:: Work instructions ::
Reproduce the material below line for line with nothing changed, omitting the pictures from your answer.

Layout annotation material:
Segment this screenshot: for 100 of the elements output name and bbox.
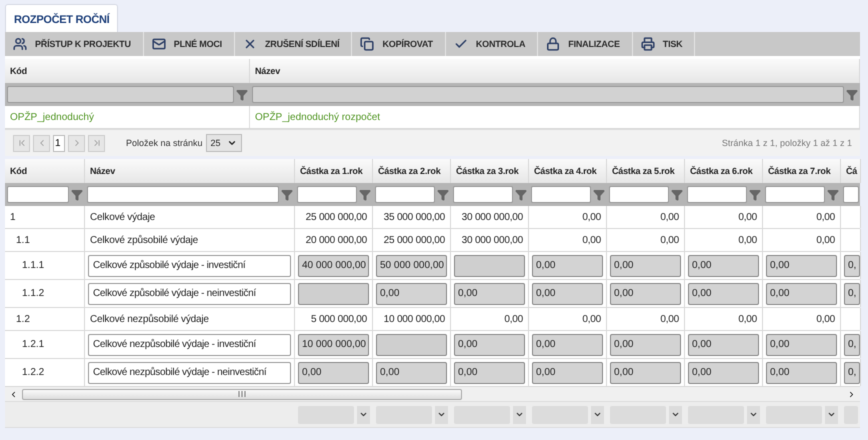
amount-field[interactable]: 0,	[844, 334, 860, 356]
amount-text: 25 000 000,00	[384, 234, 445, 246]
first-page-icon	[16, 138, 26, 148]
dropdown-caret-icon[interactable]	[357, 406, 370, 424]
dropdown-caret-icon[interactable]	[513, 406, 526, 424]
filter-field[interactable]	[7, 186, 69, 203]
filter-field[interactable]	[687, 186, 747, 203]
amount-field[interactable]: 0,00	[376, 362, 447, 384]
amount-field[interactable]	[376, 334, 447, 356]
filter-icon[interactable]	[749, 188, 761, 200]
dropdown-caret-icon[interactable]	[435, 406, 448, 424]
amount-field[interactable]: 0,00	[610, 334, 681, 356]
filter-field[interactable]	[87, 186, 279, 203]
amount-field[interactable]	[298, 282, 369, 304]
dropdown-caret-icon[interactable]	[747, 406, 760, 424]
amount-field[interactable]: 40 000 000,00	[298, 254, 369, 276]
amount-text: 0,00	[504, 314, 523, 324]
amount-field[interactable]: 0,	[844, 362, 860, 384]
amount-text: 0,00	[582, 212, 601, 222]
amount-field[interactable]: 0,	[844, 282, 860, 304]
filter-field[interactable]	[375, 186, 435, 203]
amount-field[interactable]: 0,00	[766, 282, 837, 304]
filter-field[interactable]	[843, 186, 859, 203]
scroll-right-icon[interactable]	[847, 390, 856, 398]
name-field[interactable]: Celkové způsobilé výdaje - investiční	[88, 254, 291, 276]
amount-field[interactable]: 0,00	[766, 334, 837, 356]
amount-field[interactable]: 0,	[844, 254, 860, 276]
amount-field[interactable]	[454, 254, 525, 276]
page-size-select[interactable]: 25	[206, 134, 242, 152]
scroll-thumb[interactable]	[22, 388, 462, 400]
previous-page-button[interactable]	[33, 134, 50, 152]
name-field[interactable]: Celkové nezpůsobilé výdaje - neinvestiční	[88, 362, 291, 384]
filter-icon[interactable]	[437, 188, 449, 200]
filter-field[interactable]	[252, 86, 844, 103]
code-text: 1.2.1	[21, 339, 44, 350]
filter-icon[interactable]	[359, 188, 371, 200]
amount-field[interactable]: 0,00	[454, 282, 525, 304]
name-field[interactable]: Celkové nezpůsobilé výdaje - investiční	[88, 334, 291, 356]
filter-field[interactable]	[531, 186, 591, 203]
next-page-button[interactable]	[68, 134, 85, 152]
filter-icon[interactable]	[827, 188, 839, 200]
amount-field[interactable]: 0,00	[454, 334, 525, 356]
amount-field[interactable]: 0,00	[610, 362, 681, 384]
code-text: 1	[10, 212, 16, 222]
filter-icon[interactable]	[846, 88, 858, 100]
filter-field[interactable]	[765, 186, 825, 203]
amount-field[interactable]: 0,00	[610, 254, 681, 276]
amount-field[interactable]: 0,00	[454, 362, 525, 384]
amount-field[interactable]: 0,00	[688, 334, 759, 356]
amount-text: 25 000 000,00	[306, 212, 367, 222]
page-number-field[interactable]: 1	[53, 134, 65, 152]
tab[interactable]: ROZPOČET ROČNÍ	[5, 4, 118, 32]
first-page-button[interactable]	[13, 134, 30, 152]
amount-field[interactable]: 0,00	[298, 362, 369, 384]
amount-field[interactable]: 0,00	[688, 362, 759, 384]
amount-text: 0,00	[660, 234, 679, 246]
filter-field[interactable]	[453, 186, 513, 203]
filter-field[interactable]	[7, 86, 234, 103]
last-page-button[interactable]	[88, 134, 105, 152]
code-text: 1.1.2	[21, 288, 44, 299]
amount-field[interactable]: 10 000 000,00	[298, 334, 369, 356]
amount-field[interactable]: 0,00	[688, 282, 759, 304]
scroll-left-icon[interactable]	[9, 390, 18, 398]
amount-field[interactable]: 0,00	[766, 362, 837, 384]
name-text: Celkové způsobilé výdaje	[90, 234, 198, 246]
amount-field[interactable]: 0,00	[610, 282, 681, 304]
filter-field[interactable]	[609, 186, 669, 203]
filter-icon[interactable]	[236, 88, 248, 100]
copy-icon	[360, 37, 374, 51]
filter-icon[interactable]	[515, 188, 527, 200]
amount-field[interactable]: 0,00	[376, 282, 447, 304]
amount-field[interactable]: 0,00	[688, 254, 759, 276]
page-size-label: Položek na stránku	[126, 138, 203, 148]
amount-text: 0,00	[738, 314, 757, 324]
amount-text: 0,00	[660, 314, 679, 324]
filter-icon[interactable]	[281, 188, 293, 200]
envelope-icon	[152, 37, 166, 51]
amount-field[interactable]: 0,00	[766, 254, 837, 276]
amount-field[interactable]: 0,00	[532, 254, 603, 276]
amount-text: 0,00	[738, 212, 757, 222]
horizontal-scrollbar[interactable]	[5, 387, 860, 402]
code-text: 1.1	[15, 234, 30, 246]
people-icon	[13, 37, 27, 51]
dropdown-caret-icon[interactable]	[669, 406, 682, 424]
amount-text: 10 000 000,00	[384, 314, 445, 324]
amount-field[interactable]: 0,00	[532, 282, 603, 304]
last-page-icon	[92, 138, 102, 148]
amount-field[interactable]: 0,00	[532, 362, 603, 384]
amount-field[interactable]: 50 000 000,00	[376, 254, 447, 276]
amount-field[interactable]: 0,00	[532, 334, 603, 356]
filter-icon[interactable]	[593, 188, 605, 200]
name-field[interactable]: Celkové způsobilé výdaje - neinvestiční	[88, 282, 291, 304]
grip-icon	[238, 391, 246, 397]
dropdown-caret-icon[interactable]	[825, 406, 838, 424]
filter-field[interactable]	[297, 186, 357, 203]
amount-text: 0,00	[738, 234, 757, 246]
filter-icon[interactable]	[71, 188, 83, 200]
dropdown-caret-icon[interactable]	[591, 406, 604, 424]
print-icon	[640, 37, 655, 51]
filter-icon[interactable]	[671, 188, 683, 200]
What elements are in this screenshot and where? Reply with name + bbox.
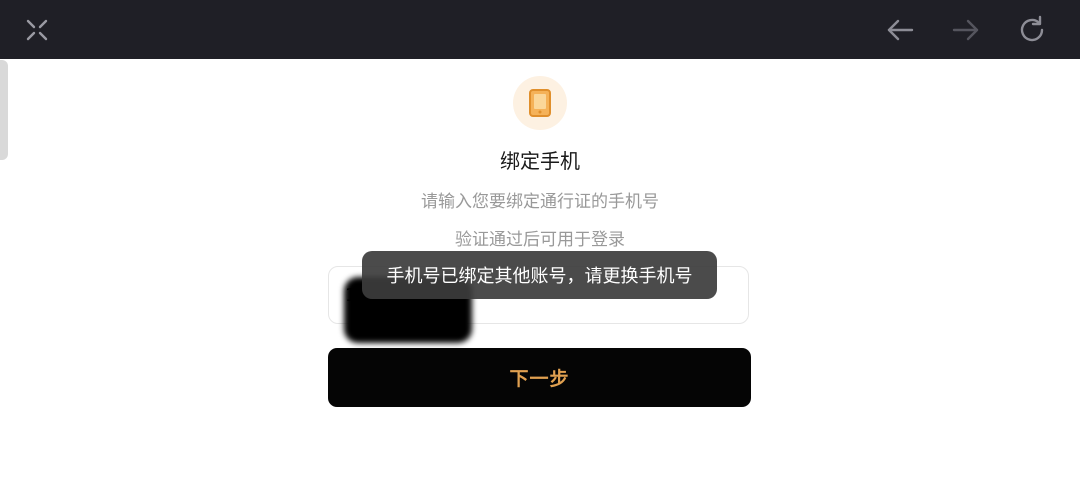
next-step-button[interactable]: 下一步 [328,348,751,407]
page-title: 绑定手机 [500,149,580,173]
refresh-icon[interactable] [1016,14,1048,46]
browser-toolbar [0,0,1080,59]
bind-phone-page: 绑定手机 请输入您要绑定通行证的手机号 验证通过后可用于登录 1 下一步 手机号… [0,59,1080,491]
arrow-left-icon[interactable] [884,14,916,46]
error-toast: 手机号已绑定其他账号，请更换手机号 [362,251,717,299]
subtitle-line1: 请输入您要绑定通行证的手机号 [421,192,659,212]
arrow-right-icon[interactable] [950,14,982,46]
close-x-icon[interactable] [21,14,53,46]
phone-icon [513,76,567,130]
subtitle-line2: 验证通过后可用于登录 [455,230,625,250]
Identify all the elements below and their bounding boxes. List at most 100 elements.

:: Written solution ::
Segment this screenshot: for 100 of the elements output name and bbox.
amount-field[interactable]: 0,	[844, 334, 860, 356]
amount-text: 25 000 000,00	[384, 234, 445, 246]
first-page-icon	[16, 138, 26, 148]
dropdown-caret-icon[interactable]	[357, 406, 370, 424]
dropdown-caret-icon[interactable]	[513, 406, 526, 424]
filter-field[interactable]	[7, 186, 69, 203]
filter-field[interactable]	[687, 186, 747, 203]
amount-field[interactable]: 0,00	[376, 362, 447, 384]
amount-field[interactable]	[376, 334, 447, 356]
filter-icon[interactable]	[749, 188, 761, 200]
dropdown-caret-icon[interactable]	[435, 406, 448, 424]
amount-field[interactable]: 0,00	[610, 334, 681, 356]
filter-field[interactable]	[87, 186, 279, 203]
amount-field[interactable]	[298, 282, 369, 304]
dropdown-caret-icon[interactable]	[747, 406, 760, 424]
amount-field[interactable]: 40 000 000,00	[298, 254, 369, 276]
amount-text: 0,00	[504, 314, 523, 324]
amount-field[interactable]: 0,	[844, 362, 860, 384]
amount-text: 0,00	[582, 212, 601, 222]
amount-field[interactable]: 0,	[844, 282, 860, 304]
filter-field[interactable]	[375, 186, 435, 203]
amount-field[interactable]: 0,00	[766, 282, 837, 304]
filter-field[interactable]	[843, 186, 859, 203]
scroll-right-icon[interactable]	[847, 390, 856, 398]
name-field[interactable]: Celkové způsobilé výdaje - investiční	[88, 254, 291, 276]
amount-field[interactable]: 0,00	[766, 334, 837, 356]
amount-field[interactable]: 0,	[844, 254, 860, 276]
amount-field[interactable]	[454, 254, 525, 276]
page-size-select[interactable]: 25	[206, 134, 242, 152]
scroll-thumb[interactable]	[22, 388, 462, 400]
previous-page-button[interactable]	[33, 134, 50, 152]
name-field[interactable]: Celkové nezpůsobilé výdaje - neinvestiční	[88, 362, 291, 384]
filter-icon[interactable]	[437, 188, 449, 200]
filter-field[interactable]	[252, 86, 844, 103]
code-text: 1.2.1	[21, 339, 44, 350]
filter-icon[interactable]	[359, 188, 371, 200]
amount-field[interactable]: 0,00	[454, 282, 525, 304]
name-field[interactable]: Celkové nezpůsobilé výdaje - investiční	[88, 334, 291, 356]
filter-field[interactable]	[531, 186, 591, 203]
next-page-button[interactable]	[68, 134, 85, 152]
filter-icon[interactable]	[827, 188, 839, 200]
amount-field[interactable]: 0,00	[454, 334, 525, 356]
amount-field[interactable]: 0,00	[610, 362, 681, 384]
code-text: 1	[10, 212, 16, 222]
filter-icon[interactable]	[846, 88, 858, 100]
filter-field[interactable]	[765, 186, 825, 203]
amount-field[interactable]: 0,00	[610, 254, 681, 276]
amount-field[interactable]: 0,00	[454, 362, 525, 384]
amount-field[interactable]: 0,00	[688, 334, 759, 356]
amount-text: 25 000 000,00	[306, 212, 367, 222]
page-number-field[interactable]: 1	[53, 134, 65, 152]
tab[interactable]: ROZPOČET ROČNÍ	[5, 4, 118, 32]
first-page-button[interactable]	[13, 134, 30, 152]
amount-field[interactable]: 0,00	[298, 362, 369, 384]
amount-field[interactable]: 0,00	[688, 362, 759, 384]
amount-text: 0,00	[660, 234, 679, 246]
filter-field[interactable]	[453, 186, 513, 203]
filter-field[interactable]	[7, 86, 234, 103]
last-page-button[interactable]	[88, 134, 105, 152]
code-text: 1.1.2	[21, 288, 44, 299]
amount-field[interactable]: 10 000 000,00	[298, 334, 369, 356]
amount-field[interactable]: 0,00	[688, 282, 759, 304]
scroll-left-icon[interactable]	[9, 390, 18, 398]
amount-field[interactable]: 0,00	[766, 362, 837, 384]
name-text: Celkové způsobilé výdaje	[90, 234, 198, 246]
amount-field[interactable]: 0,00	[610, 282, 681, 304]
filter-field[interactable]	[609, 186, 669, 203]
filter-icon[interactable]	[236, 88, 248, 100]
copy-icon	[360, 37, 374, 51]
filter-icon[interactable]	[515, 188, 527, 200]
amount-field[interactable]: 0,00	[376, 282, 447, 304]
amount-field[interactable]: 0,00	[688, 254, 759, 276]
page-size-label: Položek na stránku	[126, 138, 203, 148]
amount-text: 0,00	[738, 314, 757, 324]
amount-text: 0,00	[660, 314, 679, 324]
filter-icon[interactable]	[281, 188, 293, 200]
envelope-icon	[152, 37, 166, 51]
amount-field[interactable]: 0,00	[766, 254, 837, 276]
amount-field[interactable]: 0,00	[532, 254, 603, 276]
amount-text: 0,00	[738, 212, 757, 222]
horizontal-scrollbar[interactable]	[5, 387, 860, 402]
code-text: 1.1	[15, 234, 30, 246]
people-icon	[13, 37, 27, 51]
dropdown-caret-icon[interactable]	[669, 406, 682, 424]
amount-text: 10 000 000,00	[384, 314, 445, 324]
amount-field[interactable]: 0,00	[532, 282, 603, 304]
last-page-icon	[92, 138, 102, 148]
amount-field[interactable]: 0,00	[532, 362, 603, 384]
amount-field[interactable]: 50 000 000,00	[376, 254, 447, 276]
amount-field[interactable]: 0,00	[532, 334, 603, 356]
filter-icon[interactable]	[593, 188, 605, 200]
name-field[interactable]: Celkové způsobilé výdaje - neinvestiční	[88, 282, 291, 304]
grip-icon	[238, 391, 246, 397]
dropdown-caret-icon[interactable]	[825, 406, 838, 424]
filter-field[interactable]	[297, 186, 357, 203]
amount-text: 0,00	[738, 234, 757, 246]
filter-icon[interactable]	[71, 188, 83, 200]
dropdown-caret-icon[interactable]	[591, 406, 604, 424]
print-icon	[640, 37, 655, 51]
filter-icon[interactable]	[671, 188, 683, 200]
What elements are in this screenshot and where? Reply with name + bbox.
next-step-button[interactable]: 下一步 [328,348,751,407]
page-title: 绑定手机 [500,149,580,173]
refresh-icon[interactable] [1016,14,1048,46]
browser-toolbar [0,0,1080,59]
bind-phone-page: 绑定手机 请输入您要绑定通行证的手机号 验证通过后可用于登录 1 下一步 手机号… [0,59,1080,491]
arrow-left-icon[interactable] [884,14,916,46]
error-toast: 手机号已绑定其他账号，请更换手机号 [362,251,717,299]
subtitle-line1: 请输入您要绑定通行证的手机号 [421,192,659,212]
arrow-right-icon[interactable] [950,14,982,46]
close-x-icon[interactable] [21,14,53,46]
phone-icon [513,76,567,130]
subtitle-line2: 验证通过后可用于登录 [455,230,625,250]
Identify all the elements below and their bounding boxes. List at most 100 elements.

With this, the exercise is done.